> _Set problem_
Any picture among the records should be left out, please; retype the rest exactly.

> _Data entries_

▬▬▬▬▬▬

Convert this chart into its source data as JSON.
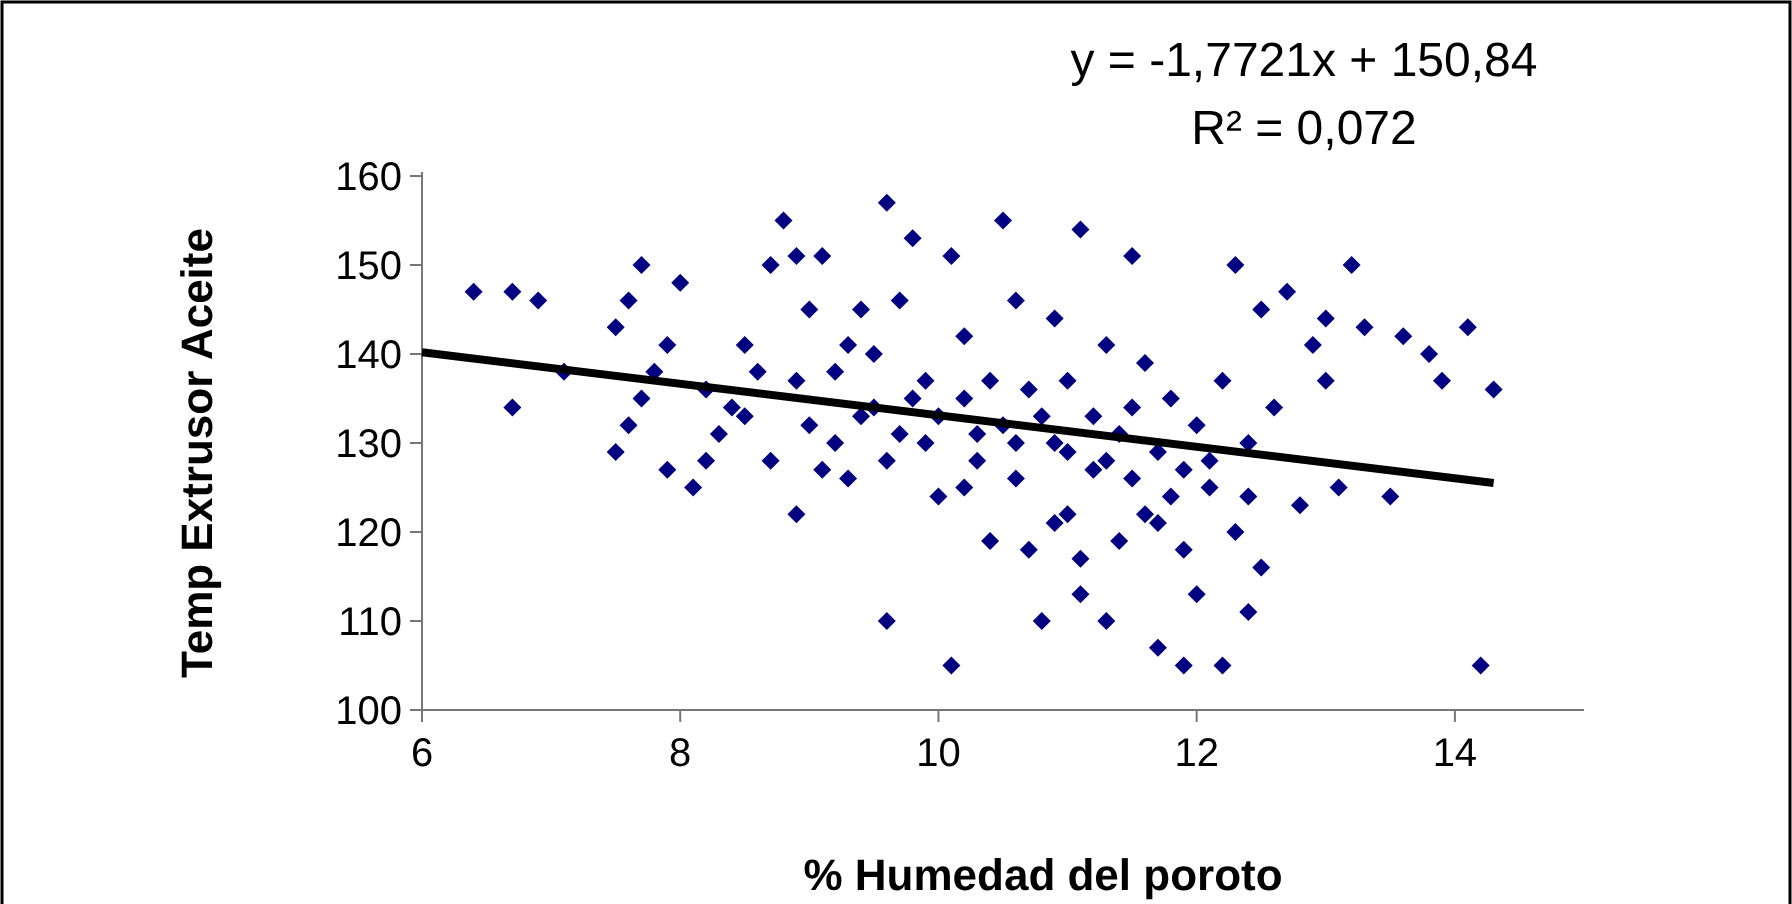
{
  "chart_data": {
    "type": "scatter",
    "xlabel": "% Humedad del poroto",
    "ylabel": "Temp Extrusor Aceite",
    "xlim": [
      6,
      15
    ],
    "xticks": [
      6,
      8,
      10,
      12,
      14
    ],
    "ylim": [
      100,
      160
    ],
    "yticks": [
      100,
      110,
      120,
      130,
      140,
      150,
      160
    ],
    "grid": false,
    "marker": "diamond",
    "annotations": [
      "y = -1,7721x + 150,84",
      "R² = 0,072"
    ],
    "series": [
      {
        "color": "#000080",
        "x": [
          6.4,
          6.7,
          6.7,
          6.9,
          7.1,
          7.5,
          7.5,
          7.6,
          7.7,
          7.6,
          7.8,
          7.9,
          8.0,
          7.9,
          8.1,
          8.2,
          8.3,
          8.5,
          8.5,
          8.7,
          8.7,
          8.8,
          8.9,
          9.0,
          8.9,
          9.1,
          9.2,
          9.3,
          9.3,
          9.4,
          9.5,
          9.5,
          9.6,
          9.6,
          9.6,
          9.7,
          9.8,
          9.9,
          9.9,
          10.0,
          10.1,
          10.1,
          10.2,
          10.2,
          10.3,
          10.4,
          10.4,
          10.5,
          10.5,
          10.6,
          10.6,
          10.7,
          10.7,
          10.8,
          10.9,
          10.9,
          11.0,
          11.0,
          11.1,
          11.1,
          11.2,
          11.2,
          11.3,
          11.3,
          11.4,
          11.4,
          11.5,
          11.5,
          11.6,
          11.6,
          11.7,
          11.7,
          11.8,
          11.8,
          11.9,
          11.9,
          12.0,
          12.0,
          12.1,
          12.2,
          12.2,
          12.3,
          12.3,
          12.4,
          12.4,
          12.5,
          12.5,
          12.6,
          12.7,
          12.8,
          12.9,
          13.0,
          13.0,
          13.1,
          13.2,
          13.3,
          13.5,
          13.6,
          13.8,
          13.9,
          14.1,
          14.2,
          14.3,
          8.4,
          8.6,
          9.0,
          9.2,
          9.4,
          9.7,
          9.8,
          10.0,
          10.3,
          10.6,
          10.8,
          11.0,
          11.3,
          11.5,
          11.9,
          12.1,
          8.2,
          7.7,
          8.9,
          10.2,
          10.9,
          11.7,
          12.4,
          9.1,
          11.1
        ],
        "values": [
          147,
          134,
          147,
          146,
          138,
          143,
          129,
          146,
          150,
          132,
          138,
          141,
          148,
          127,
          125,
          136,
          131,
          133,
          141,
          128,
          150,
          155,
          151,
          145,
          122,
          151,
          138,
          126,
          141,
          145,
          134,
          140,
          110,
          157,
          128,
          146,
          153,
          130,
          137,
          124,
          105,
          151,
          135,
          142,
          128,
          119,
          137,
          155,
          132,
          126,
          146,
          136,
          118,
          110,
          144,
          130,
          122,
          137,
          154,
          113,
          133,
          127,
          141,
          110,
          119,
          131,
          151,
          126,
          139,
          122,
          107,
          129,
          124,
          135,
          105,
          118,
          132,
          113,
          125,
          137,
          105,
          150,
          120,
          130,
          111,
          145,
          116,
          134,
          147,
          123,
          141,
          144,
          137,
          125,
          150,
          143,
          124,
          142,
          140,
          137,
          143,
          105,
          136,
          134,
          138,
          132,
          130,
          133,
          131,
          135,
          133,
          131,
          130,
          133,
          129,
          128,
          134,
          127,
          128,
          128,
          135,
          137,
          125,
          121,
          121,
          124,
          127,
          117
        ]
      },
      {
        "type": "line",
        "color": "#000000",
        "marker": "none",
        "x": [
          6,
          14.3
        ],
        "values": [
          140.2,
          125.5
        ]
      }
    ]
  }
}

▬▬▬▬▬▬

> _Correct answer_
Convert this chart into its source data as JSON.
{
  "chart_data": {
    "type": "scatter",
    "xlabel": "% Humedad del poroto",
    "ylabel": "Temp Extrusor Aceite",
    "xlim": [
      6,
      15
    ],
    "xticks": [
      6,
      8,
      10,
      12,
      14
    ],
    "ylim": [
      100,
      160
    ],
    "yticks": [
      100,
      110,
      120,
      130,
      140,
      150,
      160
    ],
    "grid": false,
    "marker": "diamond",
    "annotations": [
      "y = -1,7721x + 150,84",
      "R² = 0,072"
    ],
    "series": [
      {
        "color": "#000080",
        "x": [
          6.4,
          6.7,
          6.7,
          6.9,
          7.1,
          7.5,
          7.5,
          7.6,
          7.7,
          7.6,
          7.8,
          7.9,
          8.0,
          7.9,
          8.1,
          8.2,
          8.3,
          8.5,
          8.5,
          8.7,
          8.7,
          8.8,
          8.9,
          9.0,
          8.9,
          9.1,
          9.2,
          9.3,
          9.3,
          9.4,
          9.5,
          9.5,
          9.6,
          9.6,
          9.6,
          9.7,
          9.8,
          9.9,
          9.9,
          10.0,
          10.1,
          10.1,
          10.2,
          10.2,
          10.3,
          10.4,
          10.4,
          10.5,
          10.5,
          10.6,
          10.6,
          10.7,
          10.7,
          10.8,
          10.9,
          10.9,
          11.0,
          11.0,
          11.1,
          11.1,
          11.2,
          11.2,
          11.3,
          11.3,
          11.4,
          11.4,
          11.5,
          11.5,
          11.6,
          11.6,
          11.7,
          11.7,
          11.8,
          11.8,
          11.9,
          11.9,
          12.0,
          12.0,
          12.1,
          12.2,
          12.2,
          12.3,
          12.3,
          12.4,
          12.4,
          12.5,
          12.5,
          12.6,
          12.7,
          12.8,
          12.9,
          13.0,
          13.0,
          13.1,
          13.2,
          13.3,
          13.5,
          13.6,
          13.8,
          13.9,
          14.1,
          14.2,
          14.3,
          8.4,
          8.6,
          9.0,
          9.2,
          9.4,
          9.7,
          9.8,
          10.0,
          10.3,
          10.6,
          10.8,
          11.0,
          11.3,
          11.5,
          11.9,
          12.1,
          8.2,
          7.7,
          8.9,
          10.2,
          10.9,
          11.7,
          12.4,
          9.1,
          11.1
        ],
        "values": [
          147,
          134,
          147,
          146,
          138,
          143,
          129,
          146,
          150,
          132,
          138,
          141,
          148,
          127,
          125,
          136,
          131,
          133,
          141,
          128,
          150,
          155,
          151,
          145,
          122,
          151,
          138,
          126,
          141,
          145,
          134,
          140,
          110,
          157,
          128,
          146,
          153,
          130,
          137,
          124,
          105,
          151,
          135,
          142,
          128,
          119,
          137,
          155,
          132,
          126,
          146,
          136,
          118,
          110,
          144,
          130,
          122,
          137,
          154,
          113,
          133,
          127,
          141,
          110,
          119,
          131,
          151,
          126,
          139,
          122,
          107,
          129,
          124,
          135,
          105,
          118,
          132,
          113,
          125,
          137,
          105,
          150,
          120,
          130,
          111,
          145,
          116,
          134,
          147,
          123,
          141,
          144,
          137,
          125,
          150,
          143,
          124,
          142,
          140,
          137,
          143,
          105,
          136,
          134,
          138,
          132,
          130,
          133,
          131,
          135,
          133,
          131,
          130,
          133,
          129,
          128,
          134,
          127,
          128,
          128,
          135,
          137,
          125,
          121,
          121,
          124,
          127,
          117
        ]
      },
      {
        "type": "line",
        "color": "#000000",
        "marker": "none",
        "x": [
          6,
          14.3
        ],
        "values": [
          140.2,
          125.5
        ]
      }
    ]
  }
}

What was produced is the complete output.